-- Start RECORDS PROVIDED --
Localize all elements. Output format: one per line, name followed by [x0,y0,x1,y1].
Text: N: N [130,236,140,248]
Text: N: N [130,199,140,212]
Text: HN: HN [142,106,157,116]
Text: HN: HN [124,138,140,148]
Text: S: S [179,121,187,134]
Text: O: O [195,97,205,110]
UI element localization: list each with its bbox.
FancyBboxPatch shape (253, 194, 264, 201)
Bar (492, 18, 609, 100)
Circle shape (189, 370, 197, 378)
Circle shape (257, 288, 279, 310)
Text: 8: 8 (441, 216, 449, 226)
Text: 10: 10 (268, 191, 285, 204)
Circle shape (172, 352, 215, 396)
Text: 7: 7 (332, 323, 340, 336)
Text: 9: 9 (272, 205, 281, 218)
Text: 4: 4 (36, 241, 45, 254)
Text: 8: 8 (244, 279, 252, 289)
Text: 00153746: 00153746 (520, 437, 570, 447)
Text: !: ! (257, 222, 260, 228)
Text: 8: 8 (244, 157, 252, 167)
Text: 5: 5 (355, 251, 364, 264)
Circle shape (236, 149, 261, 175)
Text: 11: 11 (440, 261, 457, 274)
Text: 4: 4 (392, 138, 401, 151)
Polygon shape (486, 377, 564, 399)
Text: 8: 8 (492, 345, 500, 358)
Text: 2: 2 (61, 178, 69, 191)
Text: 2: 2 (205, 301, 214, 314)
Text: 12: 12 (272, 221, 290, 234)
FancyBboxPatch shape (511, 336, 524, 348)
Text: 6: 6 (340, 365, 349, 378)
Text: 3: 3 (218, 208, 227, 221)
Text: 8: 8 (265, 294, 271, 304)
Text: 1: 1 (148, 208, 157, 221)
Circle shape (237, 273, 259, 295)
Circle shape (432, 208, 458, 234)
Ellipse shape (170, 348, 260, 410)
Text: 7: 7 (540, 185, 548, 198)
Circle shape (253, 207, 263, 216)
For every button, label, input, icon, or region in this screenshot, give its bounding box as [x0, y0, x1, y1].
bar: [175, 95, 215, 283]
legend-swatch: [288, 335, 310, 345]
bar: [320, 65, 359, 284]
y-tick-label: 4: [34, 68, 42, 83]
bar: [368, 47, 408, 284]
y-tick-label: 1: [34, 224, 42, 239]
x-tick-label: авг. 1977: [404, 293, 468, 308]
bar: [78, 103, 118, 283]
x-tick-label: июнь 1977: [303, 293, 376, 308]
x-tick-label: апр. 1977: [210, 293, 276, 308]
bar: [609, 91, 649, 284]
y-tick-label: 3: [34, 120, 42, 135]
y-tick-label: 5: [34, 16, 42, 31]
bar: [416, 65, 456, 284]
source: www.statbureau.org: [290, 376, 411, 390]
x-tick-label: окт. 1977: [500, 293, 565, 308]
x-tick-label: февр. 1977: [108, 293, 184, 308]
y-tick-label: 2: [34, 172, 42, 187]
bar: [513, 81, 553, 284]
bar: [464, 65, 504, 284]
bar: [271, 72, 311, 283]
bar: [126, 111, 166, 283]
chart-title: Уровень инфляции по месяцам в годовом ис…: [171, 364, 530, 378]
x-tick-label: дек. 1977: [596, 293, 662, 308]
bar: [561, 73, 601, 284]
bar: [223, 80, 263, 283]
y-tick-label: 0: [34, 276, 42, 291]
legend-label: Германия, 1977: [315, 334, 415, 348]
-- End RECORDS PROVIDED --
▸ **THE EXERCISE**
Could you copy the items word for word, from the very first line through the line containing "Text: 8: 8 (265, 294, 271, 304)", including both of those lines?

▸ **PROBLEM SOLUTION**
Localize all elements. Output format: one per line, name followed by [x0,y0,x1,y1].
Text: N: N [130,236,140,248]
Text: N: N [130,199,140,212]
Text: HN: HN [142,106,157,116]
Text: HN: HN [124,138,140,148]
Text: S: S [179,121,187,134]
Text: O: O [195,97,205,110]
UI element localization: list each with its bbox.
FancyBboxPatch shape (253, 194, 264, 201)
Bar (492, 18, 609, 100)
Circle shape (189, 370, 197, 378)
Circle shape (257, 288, 279, 310)
Text: 8: 8 (441, 216, 449, 226)
Text: 10: 10 (268, 191, 285, 204)
Circle shape (172, 352, 215, 396)
Text: 7: 7 (332, 323, 340, 336)
Text: 9: 9 (272, 205, 281, 218)
Text: 4: 4 (36, 241, 45, 254)
Text: 8: 8 (244, 279, 252, 289)
Text: 00153746: 00153746 (520, 437, 570, 447)
Text: !: ! (257, 222, 260, 228)
Text: 8: 8 (244, 157, 252, 167)
Text: 5: 5 (355, 251, 364, 264)
Circle shape (236, 149, 261, 175)
Text: 11: 11 (440, 261, 457, 274)
Text: 4: 4 (392, 138, 401, 151)
Polygon shape (486, 377, 564, 399)
Text: 8: 8 (492, 345, 500, 358)
Text: 2: 2 (61, 178, 69, 191)
Text: 2: 2 (205, 301, 214, 314)
Text: 12: 12 (272, 221, 290, 234)
FancyBboxPatch shape (511, 336, 524, 348)
Text: 6: 6 (340, 365, 349, 378)
Text: 3: 3 (218, 208, 227, 221)
Text: 8: 8 (265, 294, 271, 304)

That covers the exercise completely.